_Instruction_
Below are records; count the lines in them that hold "新课标全国Ⅱ" and give only the count.
= = = = =
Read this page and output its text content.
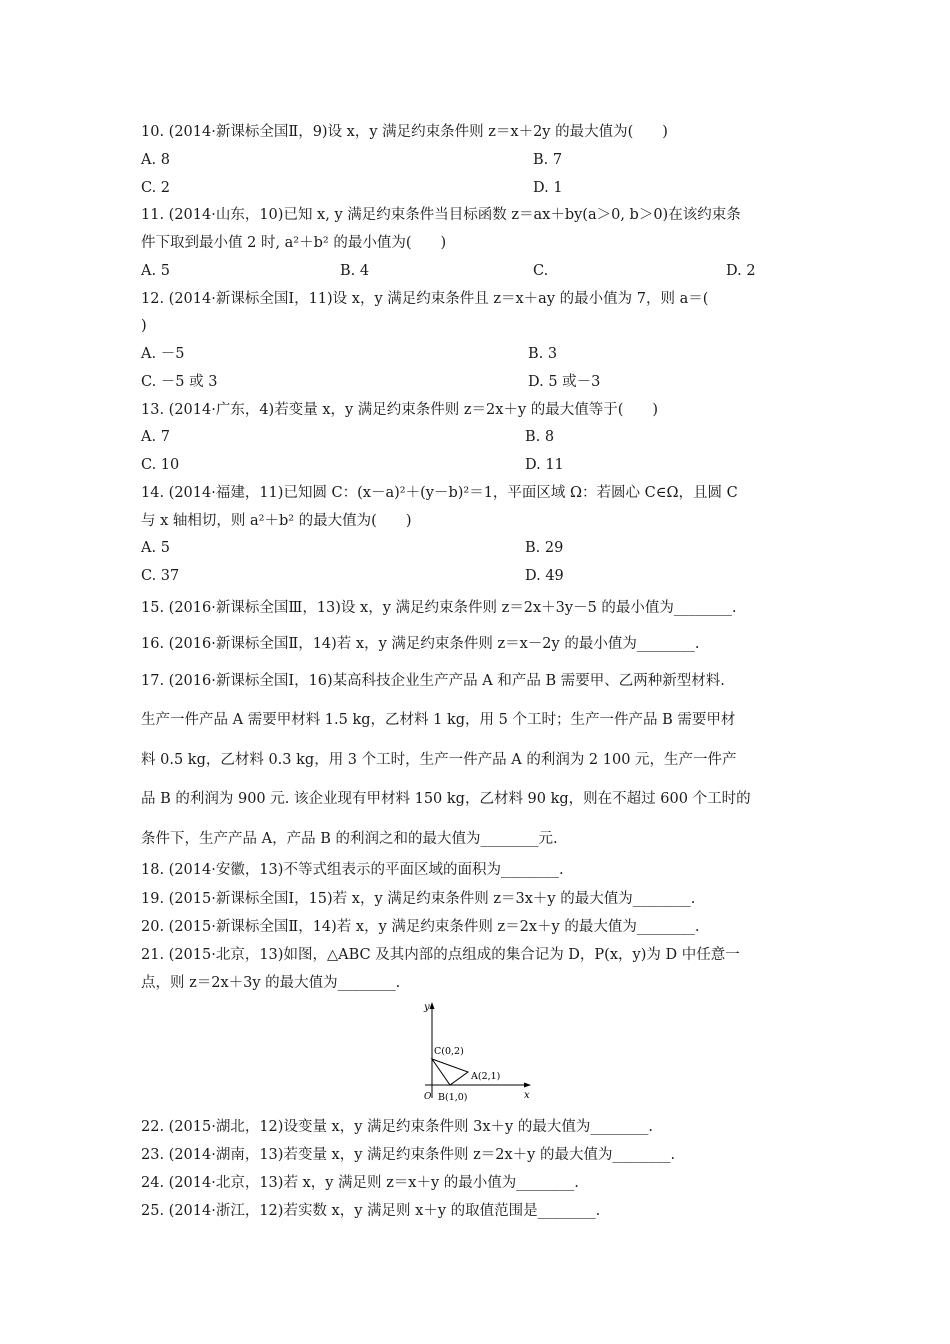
10. (2014·新课标全国Ⅱ，9)设 x，y 满足约束条件则 z＝x＋2y 的最大值为(　　)
A. 8	B. 7
C. 2	D. 1
11. (2014·山东，10)已知 x, y 满足约束条件当目标函数 z＝ax＋by(a＞0, b＞0)在该约束条
件下取到最小值 2 时, a²＋b² 的最小值为(　　)
A. 5	B. 4	C.	D. 2
12. (2014·新课标全国Ⅰ，11)设 x，y 满足约束条件且 z＝x＋ay 的最小值为 7，则 a＝(
)
A. －5	B. 3
C. －5 或 3	D. 5 或－3
13. (2014·广东，4)若变量 x，y 满足约束条件则 z＝2x＋y 的最大值等于(　　)
A. 7	B. 8
C. 10	D. 11
14. (2014·福建，11)已知圆 C：(x－a)²＋(y－b)²＝1，平面区域 Ω：若圆心 C∈Ω，且圆 C
与 x 轴相切，则 a²＋b² 的最大值为(　　)
A. 5	B. 29
C. 37	D. 49
15. (2016·新课标全国Ⅲ，13)设 x，y 满足约束条件则 z＝2x＋3y－5 的最小值为________.
16. (2016·新课标全国Ⅱ，14)若 x，y 满足约束条件则 z＝x－2y 的最小值为________.
17. (2016·新课标全国Ⅰ，16)某高科技企业生产产品 A 和产品 B 需要甲、乙两种新型材料.
生产一件产品 A 需要甲材料 1.5 kg，乙材料 1 kg，用 5 个工时；生产一件产品 B 需要甲材
料 0.5 kg，乙材料 0.3 kg，用 3 个工时，生产一件产品 A 的利润为 2 100 元，生产一件产
品 B 的利润为 900 元. 该企业现有甲材料 150 kg，乙材料 90 kg，则在不超过 600 个工时的
条件下，生产产品 A，产品 B 的利润之和的最大值为________元.
18. (2014·安徽，13)不等式组表示的平面区域的面积为________.
19. (2015·新课标全国Ⅰ，15)若 x，y 满足约束条件则 z＝3x＋y 的最大值为________.
20. (2015·新课标全国Ⅱ，14)若 x，y 满足约束条件则 z＝2x＋y 的最大值为________.
21. (2015·北京，13)如图，△ABC 及其内部的点组成的集合记为 D，P(x，y)为 D 中任意一
点，则 z＝2x＋3y 的最大值为________.
y
x
O
C(0,2)
A(2,1)
B(1,0)
22. (2015·湖北，12)设变量 x，y 满足约束条件则 3x＋y 的最大值为________.
23. (2014·湖南，13)若变量 x，y 满足约束条件则 z＝2x＋y 的最大值为________.
24. (2014·北京，13)若 x，y 满足则 z＝x＋y 的最小值为________.
25. (2014·浙江，12)若实数 x，y 满足则 x＋y 的取值范围是________.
= = = = =
_Written answer_
3